Records about charts and figures:
• • • • •

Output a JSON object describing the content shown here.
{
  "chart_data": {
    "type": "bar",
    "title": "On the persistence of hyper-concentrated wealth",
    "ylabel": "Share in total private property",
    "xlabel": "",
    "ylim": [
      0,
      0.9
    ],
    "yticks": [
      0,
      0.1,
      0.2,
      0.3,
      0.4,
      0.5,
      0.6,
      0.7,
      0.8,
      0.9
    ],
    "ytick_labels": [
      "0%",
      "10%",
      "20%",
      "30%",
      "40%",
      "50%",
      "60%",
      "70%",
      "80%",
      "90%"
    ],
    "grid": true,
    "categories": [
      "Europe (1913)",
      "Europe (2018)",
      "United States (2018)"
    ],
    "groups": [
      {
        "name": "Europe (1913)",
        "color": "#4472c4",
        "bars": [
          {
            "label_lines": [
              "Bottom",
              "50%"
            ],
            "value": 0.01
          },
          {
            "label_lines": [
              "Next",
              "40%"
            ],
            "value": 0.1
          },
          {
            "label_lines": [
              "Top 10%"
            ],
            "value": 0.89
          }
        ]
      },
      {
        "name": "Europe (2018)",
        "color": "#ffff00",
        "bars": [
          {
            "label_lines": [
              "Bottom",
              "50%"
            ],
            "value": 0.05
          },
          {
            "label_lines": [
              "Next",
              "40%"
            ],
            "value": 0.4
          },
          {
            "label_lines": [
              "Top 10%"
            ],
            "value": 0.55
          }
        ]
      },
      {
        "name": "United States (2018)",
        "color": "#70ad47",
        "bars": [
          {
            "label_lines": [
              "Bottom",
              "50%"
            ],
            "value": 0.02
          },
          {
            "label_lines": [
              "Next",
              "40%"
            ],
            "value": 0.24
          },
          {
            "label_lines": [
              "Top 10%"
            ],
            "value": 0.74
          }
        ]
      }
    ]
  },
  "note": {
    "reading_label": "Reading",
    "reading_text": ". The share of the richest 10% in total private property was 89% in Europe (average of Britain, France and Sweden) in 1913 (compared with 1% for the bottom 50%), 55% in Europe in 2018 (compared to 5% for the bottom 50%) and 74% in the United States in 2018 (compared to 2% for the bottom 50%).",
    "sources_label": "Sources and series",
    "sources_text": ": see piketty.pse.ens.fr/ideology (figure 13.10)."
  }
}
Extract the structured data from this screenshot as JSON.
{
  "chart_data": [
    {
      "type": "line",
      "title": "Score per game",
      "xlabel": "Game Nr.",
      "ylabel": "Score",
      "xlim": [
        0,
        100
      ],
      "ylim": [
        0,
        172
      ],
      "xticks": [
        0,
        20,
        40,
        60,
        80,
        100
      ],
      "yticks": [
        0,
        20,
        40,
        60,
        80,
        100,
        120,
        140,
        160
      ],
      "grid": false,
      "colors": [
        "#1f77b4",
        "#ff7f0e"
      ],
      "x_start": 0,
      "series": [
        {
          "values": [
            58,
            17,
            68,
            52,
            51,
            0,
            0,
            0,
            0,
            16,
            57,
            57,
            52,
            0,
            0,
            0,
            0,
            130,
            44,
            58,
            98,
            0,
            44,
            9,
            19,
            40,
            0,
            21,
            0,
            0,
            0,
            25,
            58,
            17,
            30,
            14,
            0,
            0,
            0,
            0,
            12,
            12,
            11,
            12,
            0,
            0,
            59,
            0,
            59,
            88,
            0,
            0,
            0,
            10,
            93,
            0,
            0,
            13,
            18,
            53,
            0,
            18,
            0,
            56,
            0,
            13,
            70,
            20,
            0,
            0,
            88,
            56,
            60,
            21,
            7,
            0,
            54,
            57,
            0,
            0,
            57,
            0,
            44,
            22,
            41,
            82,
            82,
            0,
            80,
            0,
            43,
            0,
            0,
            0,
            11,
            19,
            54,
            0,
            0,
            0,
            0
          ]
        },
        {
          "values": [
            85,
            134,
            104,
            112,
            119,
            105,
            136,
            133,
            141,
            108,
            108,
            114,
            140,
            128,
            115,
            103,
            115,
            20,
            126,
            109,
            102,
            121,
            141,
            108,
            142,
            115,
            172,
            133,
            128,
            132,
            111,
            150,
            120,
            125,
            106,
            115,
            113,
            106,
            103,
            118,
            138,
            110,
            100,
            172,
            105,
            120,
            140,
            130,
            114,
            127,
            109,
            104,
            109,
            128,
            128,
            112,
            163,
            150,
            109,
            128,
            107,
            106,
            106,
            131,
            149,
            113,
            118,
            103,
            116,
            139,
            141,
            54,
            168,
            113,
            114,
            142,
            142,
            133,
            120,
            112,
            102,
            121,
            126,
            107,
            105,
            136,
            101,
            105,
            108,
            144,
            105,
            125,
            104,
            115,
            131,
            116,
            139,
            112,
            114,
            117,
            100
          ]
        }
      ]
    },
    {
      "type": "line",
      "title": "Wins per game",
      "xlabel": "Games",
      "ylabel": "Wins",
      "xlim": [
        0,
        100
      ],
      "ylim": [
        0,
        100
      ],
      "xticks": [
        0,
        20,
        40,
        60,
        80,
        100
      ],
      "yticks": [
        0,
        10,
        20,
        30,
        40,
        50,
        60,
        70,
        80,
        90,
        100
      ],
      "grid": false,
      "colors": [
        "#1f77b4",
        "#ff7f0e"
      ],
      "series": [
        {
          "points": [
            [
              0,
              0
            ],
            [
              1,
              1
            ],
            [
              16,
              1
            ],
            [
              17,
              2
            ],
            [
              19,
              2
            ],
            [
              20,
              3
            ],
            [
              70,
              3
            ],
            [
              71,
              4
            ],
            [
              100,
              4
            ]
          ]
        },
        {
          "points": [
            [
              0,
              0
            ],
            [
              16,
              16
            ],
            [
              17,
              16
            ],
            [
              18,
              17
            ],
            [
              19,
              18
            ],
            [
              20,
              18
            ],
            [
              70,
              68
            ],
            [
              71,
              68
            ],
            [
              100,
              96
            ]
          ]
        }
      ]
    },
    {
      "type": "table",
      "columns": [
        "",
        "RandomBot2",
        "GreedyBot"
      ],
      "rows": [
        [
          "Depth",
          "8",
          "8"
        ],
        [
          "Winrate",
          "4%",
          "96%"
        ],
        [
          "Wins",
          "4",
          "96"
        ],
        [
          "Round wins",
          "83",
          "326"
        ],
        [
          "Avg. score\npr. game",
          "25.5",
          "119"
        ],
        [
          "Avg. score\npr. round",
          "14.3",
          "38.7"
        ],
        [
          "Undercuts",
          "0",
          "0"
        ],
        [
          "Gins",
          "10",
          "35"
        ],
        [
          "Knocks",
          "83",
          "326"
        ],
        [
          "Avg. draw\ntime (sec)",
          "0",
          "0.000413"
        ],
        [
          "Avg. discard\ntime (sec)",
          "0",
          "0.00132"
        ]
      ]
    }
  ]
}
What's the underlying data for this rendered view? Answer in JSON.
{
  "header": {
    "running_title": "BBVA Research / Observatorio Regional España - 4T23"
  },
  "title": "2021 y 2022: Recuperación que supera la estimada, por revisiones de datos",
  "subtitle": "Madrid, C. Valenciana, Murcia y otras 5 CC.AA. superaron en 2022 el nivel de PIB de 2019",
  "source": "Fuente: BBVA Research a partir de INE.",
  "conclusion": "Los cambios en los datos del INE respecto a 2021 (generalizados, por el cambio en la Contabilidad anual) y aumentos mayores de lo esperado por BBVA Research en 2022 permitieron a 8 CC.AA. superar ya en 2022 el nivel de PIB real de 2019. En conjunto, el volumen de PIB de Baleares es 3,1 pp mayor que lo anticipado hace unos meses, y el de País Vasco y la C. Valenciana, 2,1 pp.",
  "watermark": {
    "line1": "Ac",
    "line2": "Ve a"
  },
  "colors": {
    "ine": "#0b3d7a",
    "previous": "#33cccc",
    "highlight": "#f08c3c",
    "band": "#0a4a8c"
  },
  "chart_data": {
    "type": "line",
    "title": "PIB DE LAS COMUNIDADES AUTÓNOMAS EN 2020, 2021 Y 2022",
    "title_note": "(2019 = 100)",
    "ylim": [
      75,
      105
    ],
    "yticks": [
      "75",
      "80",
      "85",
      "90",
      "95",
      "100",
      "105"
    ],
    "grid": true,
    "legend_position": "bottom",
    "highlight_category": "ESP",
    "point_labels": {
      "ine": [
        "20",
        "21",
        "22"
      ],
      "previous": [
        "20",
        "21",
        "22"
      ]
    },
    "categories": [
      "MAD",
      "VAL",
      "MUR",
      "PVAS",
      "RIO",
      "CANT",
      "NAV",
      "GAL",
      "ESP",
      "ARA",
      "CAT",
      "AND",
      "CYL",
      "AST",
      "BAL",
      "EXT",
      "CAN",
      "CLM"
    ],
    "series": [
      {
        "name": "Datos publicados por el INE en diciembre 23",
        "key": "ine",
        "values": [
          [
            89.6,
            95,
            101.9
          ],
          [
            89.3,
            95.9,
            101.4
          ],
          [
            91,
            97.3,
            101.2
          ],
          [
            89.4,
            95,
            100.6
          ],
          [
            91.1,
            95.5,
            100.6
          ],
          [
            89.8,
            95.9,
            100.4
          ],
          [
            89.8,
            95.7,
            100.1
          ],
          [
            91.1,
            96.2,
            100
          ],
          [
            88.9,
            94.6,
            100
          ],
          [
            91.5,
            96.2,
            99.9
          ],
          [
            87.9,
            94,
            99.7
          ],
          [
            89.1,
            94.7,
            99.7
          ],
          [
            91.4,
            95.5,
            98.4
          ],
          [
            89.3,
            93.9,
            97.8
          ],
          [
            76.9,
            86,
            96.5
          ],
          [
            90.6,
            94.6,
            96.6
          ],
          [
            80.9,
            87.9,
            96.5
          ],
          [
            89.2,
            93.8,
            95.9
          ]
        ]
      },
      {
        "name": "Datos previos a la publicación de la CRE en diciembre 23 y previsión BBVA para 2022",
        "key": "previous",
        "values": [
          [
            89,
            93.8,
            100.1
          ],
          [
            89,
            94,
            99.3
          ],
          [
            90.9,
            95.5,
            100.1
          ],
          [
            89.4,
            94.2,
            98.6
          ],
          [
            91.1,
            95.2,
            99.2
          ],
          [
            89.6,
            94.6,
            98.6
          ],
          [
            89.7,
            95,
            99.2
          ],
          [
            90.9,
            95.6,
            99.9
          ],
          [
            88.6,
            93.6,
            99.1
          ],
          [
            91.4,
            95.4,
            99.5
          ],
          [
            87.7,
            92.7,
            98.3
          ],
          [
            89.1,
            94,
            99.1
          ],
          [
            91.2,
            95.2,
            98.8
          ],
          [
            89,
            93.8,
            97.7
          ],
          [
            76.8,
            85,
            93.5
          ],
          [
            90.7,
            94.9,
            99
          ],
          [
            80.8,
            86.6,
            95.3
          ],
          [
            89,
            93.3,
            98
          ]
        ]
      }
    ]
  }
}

• • • • •

Written task: From the listing, tally every line with the word "series" in it and give only the tally.

Reply: 4